Problem to solve: Quote the whole listing exactly. Leave the pictures out of your copy.

Material for this task:
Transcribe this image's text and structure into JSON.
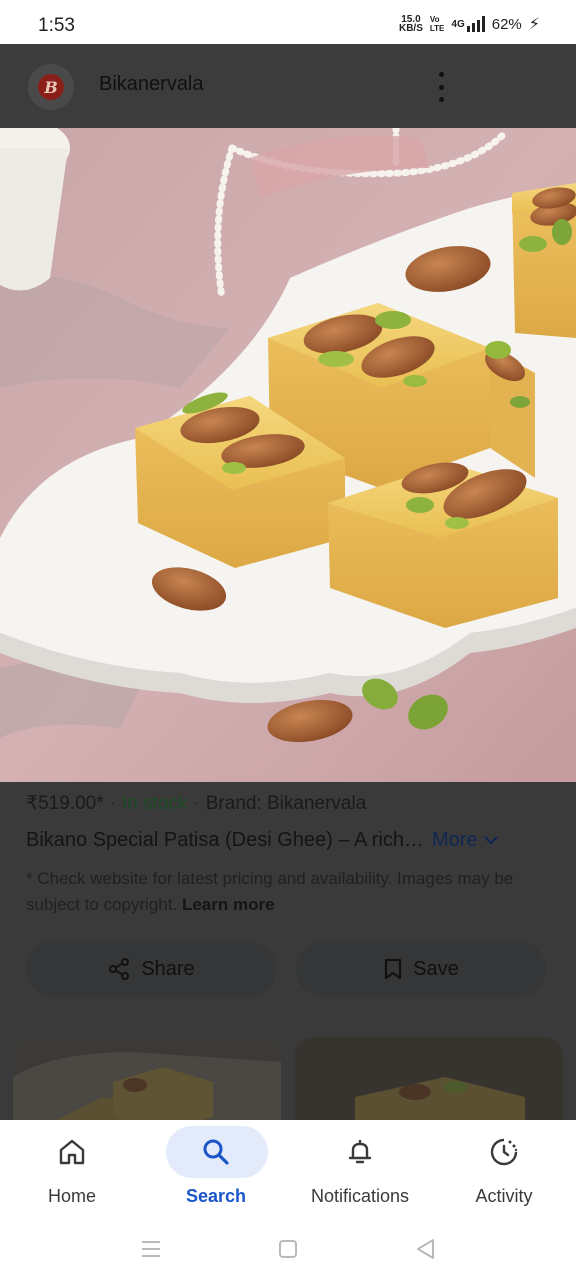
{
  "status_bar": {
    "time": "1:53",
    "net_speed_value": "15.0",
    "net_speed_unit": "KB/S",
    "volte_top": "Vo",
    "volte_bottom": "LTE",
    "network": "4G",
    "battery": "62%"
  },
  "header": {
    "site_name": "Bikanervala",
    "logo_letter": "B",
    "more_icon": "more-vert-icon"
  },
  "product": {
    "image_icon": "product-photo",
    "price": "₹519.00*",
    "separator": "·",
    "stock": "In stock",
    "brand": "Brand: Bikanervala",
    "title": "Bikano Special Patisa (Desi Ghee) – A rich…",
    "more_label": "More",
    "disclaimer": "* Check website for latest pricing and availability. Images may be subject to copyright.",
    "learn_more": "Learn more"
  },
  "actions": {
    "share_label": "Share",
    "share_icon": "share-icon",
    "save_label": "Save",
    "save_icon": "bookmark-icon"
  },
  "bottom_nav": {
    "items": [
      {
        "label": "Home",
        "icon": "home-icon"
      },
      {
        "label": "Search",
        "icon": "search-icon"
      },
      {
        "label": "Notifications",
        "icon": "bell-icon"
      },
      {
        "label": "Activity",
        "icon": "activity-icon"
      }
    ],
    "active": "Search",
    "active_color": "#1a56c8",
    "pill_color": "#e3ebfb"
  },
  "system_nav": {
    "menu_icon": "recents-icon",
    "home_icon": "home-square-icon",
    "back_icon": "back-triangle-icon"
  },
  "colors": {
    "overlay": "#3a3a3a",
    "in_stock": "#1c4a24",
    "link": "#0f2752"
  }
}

Task result:
Transcribe this image's text and structure into JSON.
{
  "status_bar": {
    "time": "1:53",
    "net_speed_value": "15.0",
    "net_speed_unit": "KB/S",
    "volte_top": "Vo",
    "volte_bottom": "LTE",
    "network": "4G",
    "battery": "62%"
  },
  "header": {
    "site_name": "Bikanervala",
    "logo_letter": "B",
    "more_icon": "more-vert-icon"
  },
  "product": {
    "image_icon": "product-photo",
    "price": "₹519.00*",
    "separator": "·",
    "stock": "In stock",
    "brand": "Brand: Bikanervala",
    "title": "Bikano Special Patisa (Desi Ghee) – A rich…",
    "more_label": "More",
    "disclaimer": "* Check website for latest pricing and availability. Images may be subject to copyright.",
    "learn_more": "Learn more"
  },
  "actions": {
    "share_label": "Share",
    "share_icon": "share-icon",
    "save_label": "Save",
    "save_icon": "bookmark-icon"
  },
  "bottom_nav": {
    "items": [
      {
        "label": "Home",
        "icon": "home-icon"
      },
      {
        "label": "Search",
        "icon": "search-icon"
      },
      {
        "label": "Notifications",
        "icon": "bell-icon"
      },
      {
        "label": "Activity",
        "icon": "activity-icon"
      }
    ],
    "active": "Search",
    "active_color": "#1a56c8",
    "pill_color": "#e3ebfb"
  },
  "system_nav": {
    "menu_icon": "recents-icon",
    "home_icon": "home-square-icon",
    "back_icon": "back-triangle-icon"
  },
  "colors": {
    "overlay": "#3a3a3a",
    "in_stock": "#1c4a24",
    "link": "#0f2752"
  }
}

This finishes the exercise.